● **Given instruction**
Transcribe the records that follow. Keep every word exactly, and drop the pictures.

● **Raw data**
++++++++

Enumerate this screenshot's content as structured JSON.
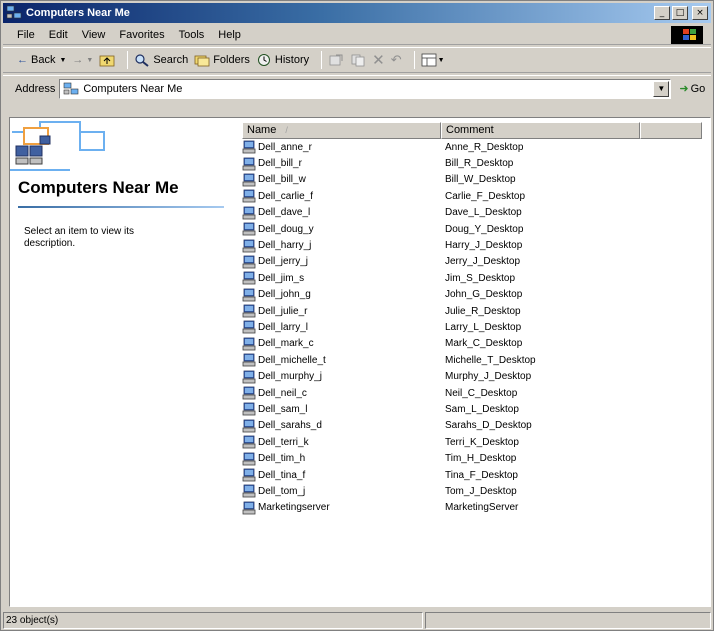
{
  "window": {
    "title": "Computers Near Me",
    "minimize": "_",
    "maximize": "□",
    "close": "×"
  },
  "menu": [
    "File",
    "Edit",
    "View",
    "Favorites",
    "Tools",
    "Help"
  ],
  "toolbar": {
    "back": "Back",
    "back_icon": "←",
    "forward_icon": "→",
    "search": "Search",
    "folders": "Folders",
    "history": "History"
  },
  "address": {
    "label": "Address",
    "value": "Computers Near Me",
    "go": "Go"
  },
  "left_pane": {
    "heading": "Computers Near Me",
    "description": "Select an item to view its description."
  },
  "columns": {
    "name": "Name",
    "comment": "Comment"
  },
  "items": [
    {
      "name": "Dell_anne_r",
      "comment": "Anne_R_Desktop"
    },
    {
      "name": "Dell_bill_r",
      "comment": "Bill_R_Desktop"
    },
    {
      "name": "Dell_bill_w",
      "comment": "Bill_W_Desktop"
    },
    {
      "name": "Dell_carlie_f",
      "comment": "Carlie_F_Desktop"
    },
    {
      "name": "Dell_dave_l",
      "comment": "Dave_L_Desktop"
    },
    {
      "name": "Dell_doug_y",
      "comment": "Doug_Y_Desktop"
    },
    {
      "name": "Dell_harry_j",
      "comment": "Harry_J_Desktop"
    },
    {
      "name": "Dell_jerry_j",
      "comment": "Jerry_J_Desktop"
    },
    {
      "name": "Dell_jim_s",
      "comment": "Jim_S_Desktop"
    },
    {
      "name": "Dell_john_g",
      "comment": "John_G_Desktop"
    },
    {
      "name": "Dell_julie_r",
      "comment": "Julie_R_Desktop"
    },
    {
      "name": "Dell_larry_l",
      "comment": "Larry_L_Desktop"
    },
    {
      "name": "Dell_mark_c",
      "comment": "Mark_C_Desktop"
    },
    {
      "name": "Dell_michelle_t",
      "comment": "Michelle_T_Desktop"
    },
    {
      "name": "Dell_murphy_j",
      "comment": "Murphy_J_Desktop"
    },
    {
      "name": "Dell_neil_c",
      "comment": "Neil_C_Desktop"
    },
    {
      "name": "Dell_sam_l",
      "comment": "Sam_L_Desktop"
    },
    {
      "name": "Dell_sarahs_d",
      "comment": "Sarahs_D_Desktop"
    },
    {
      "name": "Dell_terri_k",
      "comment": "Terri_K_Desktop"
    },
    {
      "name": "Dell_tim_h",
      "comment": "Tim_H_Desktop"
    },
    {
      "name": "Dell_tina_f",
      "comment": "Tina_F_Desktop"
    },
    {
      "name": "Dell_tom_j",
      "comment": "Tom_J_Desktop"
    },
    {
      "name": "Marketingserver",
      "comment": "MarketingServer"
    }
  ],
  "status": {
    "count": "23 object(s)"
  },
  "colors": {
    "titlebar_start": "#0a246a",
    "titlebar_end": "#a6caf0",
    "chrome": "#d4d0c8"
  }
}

++++++++

● **Full answer**
Enumerate this screenshot's content as structured JSON.
{
  "window": {
    "title": "Computers Near Me",
    "minimize": "_",
    "maximize": "□",
    "close": "×"
  },
  "menu": [
    "File",
    "Edit",
    "View",
    "Favorites",
    "Tools",
    "Help"
  ],
  "toolbar": {
    "back": "Back",
    "back_icon": "←",
    "forward_icon": "→",
    "search": "Search",
    "folders": "Folders",
    "history": "History"
  },
  "address": {
    "label": "Address",
    "value": "Computers Near Me",
    "go": "Go"
  },
  "left_pane": {
    "heading": "Computers Near Me",
    "description": "Select an item to view its description."
  },
  "columns": {
    "name": "Name",
    "comment": "Comment"
  },
  "items": [
    {
      "name": "Dell_anne_r",
      "comment": "Anne_R_Desktop"
    },
    {
      "name": "Dell_bill_r",
      "comment": "Bill_R_Desktop"
    },
    {
      "name": "Dell_bill_w",
      "comment": "Bill_W_Desktop"
    },
    {
      "name": "Dell_carlie_f",
      "comment": "Carlie_F_Desktop"
    },
    {
      "name": "Dell_dave_l",
      "comment": "Dave_L_Desktop"
    },
    {
      "name": "Dell_doug_y",
      "comment": "Doug_Y_Desktop"
    },
    {
      "name": "Dell_harry_j",
      "comment": "Harry_J_Desktop"
    },
    {
      "name": "Dell_jerry_j",
      "comment": "Jerry_J_Desktop"
    },
    {
      "name": "Dell_jim_s",
      "comment": "Jim_S_Desktop"
    },
    {
      "name": "Dell_john_g",
      "comment": "John_G_Desktop"
    },
    {
      "name": "Dell_julie_r",
      "comment": "Julie_R_Desktop"
    },
    {
      "name": "Dell_larry_l",
      "comment": "Larry_L_Desktop"
    },
    {
      "name": "Dell_mark_c",
      "comment": "Mark_C_Desktop"
    },
    {
      "name": "Dell_michelle_t",
      "comment": "Michelle_T_Desktop"
    },
    {
      "name": "Dell_murphy_j",
      "comment": "Murphy_J_Desktop"
    },
    {
      "name": "Dell_neil_c",
      "comment": "Neil_C_Desktop"
    },
    {
      "name": "Dell_sam_l",
      "comment": "Sam_L_Desktop"
    },
    {
      "name": "Dell_sarahs_d",
      "comment": "Sarahs_D_Desktop"
    },
    {
      "name": "Dell_terri_k",
      "comment": "Terri_K_Desktop"
    },
    {
      "name": "Dell_tim_h",
      "comment": "Tim_H_Desktop"
    },
    {
      "name": "Dell_tina_f",
      "comment": "Tina_F_Desktop"
    },
    {
      "name": "Dell_tom_j",
      "comment": "Tom_J_Desktop"
    },
    {
      "name": "Marketingserver",
      "comment": "MarketingServer"
    }
  ],
  "status": {
    "count": "23 object(s)"
  },
  "colors": {
    "titlebar_start": "#0a246a",
    "titlebar_end": "#a6caf0",
    "chrome": "#d4d0c8"
  }
}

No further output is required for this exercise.